Extracted data entries
•••••

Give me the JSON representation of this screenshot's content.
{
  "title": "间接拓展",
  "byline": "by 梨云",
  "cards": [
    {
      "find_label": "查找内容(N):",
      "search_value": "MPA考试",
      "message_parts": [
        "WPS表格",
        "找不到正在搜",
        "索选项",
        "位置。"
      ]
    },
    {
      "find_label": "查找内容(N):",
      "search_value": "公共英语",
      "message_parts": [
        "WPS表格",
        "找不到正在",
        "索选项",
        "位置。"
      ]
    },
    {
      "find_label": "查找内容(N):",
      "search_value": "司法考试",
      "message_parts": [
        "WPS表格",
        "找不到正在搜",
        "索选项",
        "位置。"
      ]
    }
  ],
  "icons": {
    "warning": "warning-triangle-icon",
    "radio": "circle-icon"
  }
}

•••••

Your task is to retype all the records above with nothing left out.

Give me the JSON representation of this screenshot's content.
{
  "title": "间接拓展",
  "byline": "by 梨云",
  "cards": [
    {
      "find_label": "查找内容(N):",
      "search_value": "MPA考试",
      "message_parts": [
        "WPS表格",
        "找不到正在搜",
        "索选项",
        "位置。"
      ]
    },
    {
      "find_label": "查找内容(N):",
      "search_value": "公共英语",
      "message_parts": [
        "WPS表格",
        "找不到正在",
        "索选项",
        "位置。"
      ]
    },
    {
      "find_label": "查找内容(N):",
      "search_value": "司法考试",
      "message_parts": [
        "WPS表格",
        "找不到正在搜",
        "索选项",
        "位置。"
      ]
    }
  ],
  "icons": {
    "warning": "warning-triangle-icon",
    "radio": "circle-icon"
  }
}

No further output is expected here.